Task goal: Please determine how many lines of the material include the word "Required", and respond with nothing but that number.

Record list:
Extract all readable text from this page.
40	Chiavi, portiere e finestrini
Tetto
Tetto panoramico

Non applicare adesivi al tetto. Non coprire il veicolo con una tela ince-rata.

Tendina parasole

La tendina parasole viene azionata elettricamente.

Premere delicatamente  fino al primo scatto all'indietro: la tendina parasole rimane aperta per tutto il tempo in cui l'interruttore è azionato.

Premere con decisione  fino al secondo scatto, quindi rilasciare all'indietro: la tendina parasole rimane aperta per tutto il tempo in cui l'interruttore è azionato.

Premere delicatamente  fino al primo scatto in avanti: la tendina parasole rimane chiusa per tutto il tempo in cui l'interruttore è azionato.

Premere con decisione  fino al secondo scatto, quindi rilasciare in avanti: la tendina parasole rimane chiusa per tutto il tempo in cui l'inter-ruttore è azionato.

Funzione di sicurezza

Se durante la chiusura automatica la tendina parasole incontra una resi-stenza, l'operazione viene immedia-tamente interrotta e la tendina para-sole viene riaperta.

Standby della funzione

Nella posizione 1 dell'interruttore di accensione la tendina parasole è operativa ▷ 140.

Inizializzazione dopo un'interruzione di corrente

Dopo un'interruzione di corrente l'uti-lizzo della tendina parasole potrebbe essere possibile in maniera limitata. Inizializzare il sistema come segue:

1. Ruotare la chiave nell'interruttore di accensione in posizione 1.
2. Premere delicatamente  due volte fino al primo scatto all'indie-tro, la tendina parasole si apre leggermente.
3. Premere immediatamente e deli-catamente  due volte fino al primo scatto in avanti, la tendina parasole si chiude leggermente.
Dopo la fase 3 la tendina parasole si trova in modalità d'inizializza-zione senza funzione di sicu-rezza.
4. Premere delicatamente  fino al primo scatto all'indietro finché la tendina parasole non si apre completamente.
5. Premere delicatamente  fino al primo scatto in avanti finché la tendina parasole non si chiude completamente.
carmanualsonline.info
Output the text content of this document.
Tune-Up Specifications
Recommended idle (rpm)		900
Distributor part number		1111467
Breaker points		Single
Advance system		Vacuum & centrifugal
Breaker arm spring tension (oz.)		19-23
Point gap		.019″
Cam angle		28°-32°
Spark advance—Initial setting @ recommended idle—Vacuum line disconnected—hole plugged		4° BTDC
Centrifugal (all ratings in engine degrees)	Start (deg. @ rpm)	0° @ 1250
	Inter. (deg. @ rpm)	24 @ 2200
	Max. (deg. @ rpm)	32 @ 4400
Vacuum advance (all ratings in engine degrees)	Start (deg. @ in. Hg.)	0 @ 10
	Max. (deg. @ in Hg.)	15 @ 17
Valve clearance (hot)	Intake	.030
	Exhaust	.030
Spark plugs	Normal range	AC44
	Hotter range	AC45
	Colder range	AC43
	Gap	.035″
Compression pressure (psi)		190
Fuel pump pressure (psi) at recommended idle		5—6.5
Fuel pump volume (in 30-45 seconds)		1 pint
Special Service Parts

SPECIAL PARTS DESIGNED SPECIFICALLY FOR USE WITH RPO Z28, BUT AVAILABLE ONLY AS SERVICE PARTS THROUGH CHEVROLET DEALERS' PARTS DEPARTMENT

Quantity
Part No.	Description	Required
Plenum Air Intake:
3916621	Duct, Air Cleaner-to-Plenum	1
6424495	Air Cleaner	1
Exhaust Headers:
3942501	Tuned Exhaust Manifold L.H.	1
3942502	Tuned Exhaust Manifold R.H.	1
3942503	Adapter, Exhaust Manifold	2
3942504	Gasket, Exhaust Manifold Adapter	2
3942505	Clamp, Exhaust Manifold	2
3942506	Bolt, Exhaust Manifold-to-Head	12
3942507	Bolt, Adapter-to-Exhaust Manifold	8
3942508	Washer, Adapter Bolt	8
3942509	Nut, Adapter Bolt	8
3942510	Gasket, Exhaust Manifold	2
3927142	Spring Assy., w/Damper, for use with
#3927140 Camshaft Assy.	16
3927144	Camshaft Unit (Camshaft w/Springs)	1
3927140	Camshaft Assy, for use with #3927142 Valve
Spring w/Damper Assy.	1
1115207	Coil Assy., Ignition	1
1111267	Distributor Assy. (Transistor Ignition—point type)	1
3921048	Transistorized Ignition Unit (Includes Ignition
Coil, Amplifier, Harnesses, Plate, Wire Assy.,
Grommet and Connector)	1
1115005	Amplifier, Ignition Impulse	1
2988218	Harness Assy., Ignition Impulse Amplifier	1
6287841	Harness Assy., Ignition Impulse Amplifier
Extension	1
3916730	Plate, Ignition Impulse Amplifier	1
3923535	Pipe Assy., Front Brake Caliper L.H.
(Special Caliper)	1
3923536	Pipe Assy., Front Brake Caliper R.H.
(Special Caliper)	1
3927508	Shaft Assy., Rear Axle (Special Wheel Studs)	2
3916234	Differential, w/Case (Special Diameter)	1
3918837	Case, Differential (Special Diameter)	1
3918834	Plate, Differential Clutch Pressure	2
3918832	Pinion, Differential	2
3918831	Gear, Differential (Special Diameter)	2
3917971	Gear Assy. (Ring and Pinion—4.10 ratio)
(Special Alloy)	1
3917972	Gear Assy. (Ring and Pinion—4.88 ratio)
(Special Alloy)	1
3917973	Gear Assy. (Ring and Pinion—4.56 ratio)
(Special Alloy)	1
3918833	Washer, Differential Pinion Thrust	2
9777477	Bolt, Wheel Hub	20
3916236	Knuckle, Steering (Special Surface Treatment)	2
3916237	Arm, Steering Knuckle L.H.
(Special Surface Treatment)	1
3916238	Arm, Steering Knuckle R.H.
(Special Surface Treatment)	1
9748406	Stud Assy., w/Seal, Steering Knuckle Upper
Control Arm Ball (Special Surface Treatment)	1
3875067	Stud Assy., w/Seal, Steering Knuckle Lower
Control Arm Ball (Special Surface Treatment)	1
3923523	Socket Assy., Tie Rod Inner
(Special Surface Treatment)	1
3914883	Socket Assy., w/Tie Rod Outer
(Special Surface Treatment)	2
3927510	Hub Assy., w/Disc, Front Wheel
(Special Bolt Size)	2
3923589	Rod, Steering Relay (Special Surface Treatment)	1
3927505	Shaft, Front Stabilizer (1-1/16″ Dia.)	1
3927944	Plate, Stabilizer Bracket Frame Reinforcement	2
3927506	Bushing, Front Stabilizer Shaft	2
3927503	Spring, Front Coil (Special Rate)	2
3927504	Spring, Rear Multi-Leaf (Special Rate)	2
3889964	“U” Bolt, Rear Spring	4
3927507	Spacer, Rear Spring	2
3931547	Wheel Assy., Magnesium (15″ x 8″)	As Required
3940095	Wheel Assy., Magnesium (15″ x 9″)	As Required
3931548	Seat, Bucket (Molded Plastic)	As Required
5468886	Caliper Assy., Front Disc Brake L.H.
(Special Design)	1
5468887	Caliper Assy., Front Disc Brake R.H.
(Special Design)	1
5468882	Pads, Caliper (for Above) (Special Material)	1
==
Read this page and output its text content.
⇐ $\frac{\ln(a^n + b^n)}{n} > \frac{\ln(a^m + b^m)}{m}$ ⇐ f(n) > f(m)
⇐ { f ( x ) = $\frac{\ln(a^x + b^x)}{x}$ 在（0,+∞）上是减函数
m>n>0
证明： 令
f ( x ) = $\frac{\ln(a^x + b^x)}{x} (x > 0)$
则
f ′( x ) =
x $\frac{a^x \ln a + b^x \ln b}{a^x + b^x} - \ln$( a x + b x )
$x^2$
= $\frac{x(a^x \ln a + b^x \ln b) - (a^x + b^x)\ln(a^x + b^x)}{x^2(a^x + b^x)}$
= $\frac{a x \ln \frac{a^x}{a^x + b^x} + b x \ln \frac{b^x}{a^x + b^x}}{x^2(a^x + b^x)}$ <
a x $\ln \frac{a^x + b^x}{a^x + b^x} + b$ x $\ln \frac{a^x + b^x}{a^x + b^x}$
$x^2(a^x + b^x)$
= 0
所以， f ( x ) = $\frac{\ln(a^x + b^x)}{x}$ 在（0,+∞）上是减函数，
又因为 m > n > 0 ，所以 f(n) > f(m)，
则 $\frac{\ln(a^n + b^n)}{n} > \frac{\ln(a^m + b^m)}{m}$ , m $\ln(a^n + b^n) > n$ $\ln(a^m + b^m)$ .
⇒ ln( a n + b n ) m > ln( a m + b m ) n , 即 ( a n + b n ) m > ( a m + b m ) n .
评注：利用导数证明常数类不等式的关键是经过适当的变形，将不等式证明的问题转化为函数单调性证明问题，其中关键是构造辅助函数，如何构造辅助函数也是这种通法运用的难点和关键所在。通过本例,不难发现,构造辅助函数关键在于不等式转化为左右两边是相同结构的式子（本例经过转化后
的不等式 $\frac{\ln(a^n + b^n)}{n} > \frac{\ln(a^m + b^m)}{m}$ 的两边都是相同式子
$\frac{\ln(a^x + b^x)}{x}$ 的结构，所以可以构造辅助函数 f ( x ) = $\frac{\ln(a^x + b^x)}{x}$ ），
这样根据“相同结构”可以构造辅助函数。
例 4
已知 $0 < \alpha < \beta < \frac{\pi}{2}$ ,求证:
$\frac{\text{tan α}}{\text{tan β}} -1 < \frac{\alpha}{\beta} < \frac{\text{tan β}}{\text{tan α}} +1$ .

Exercise result: 4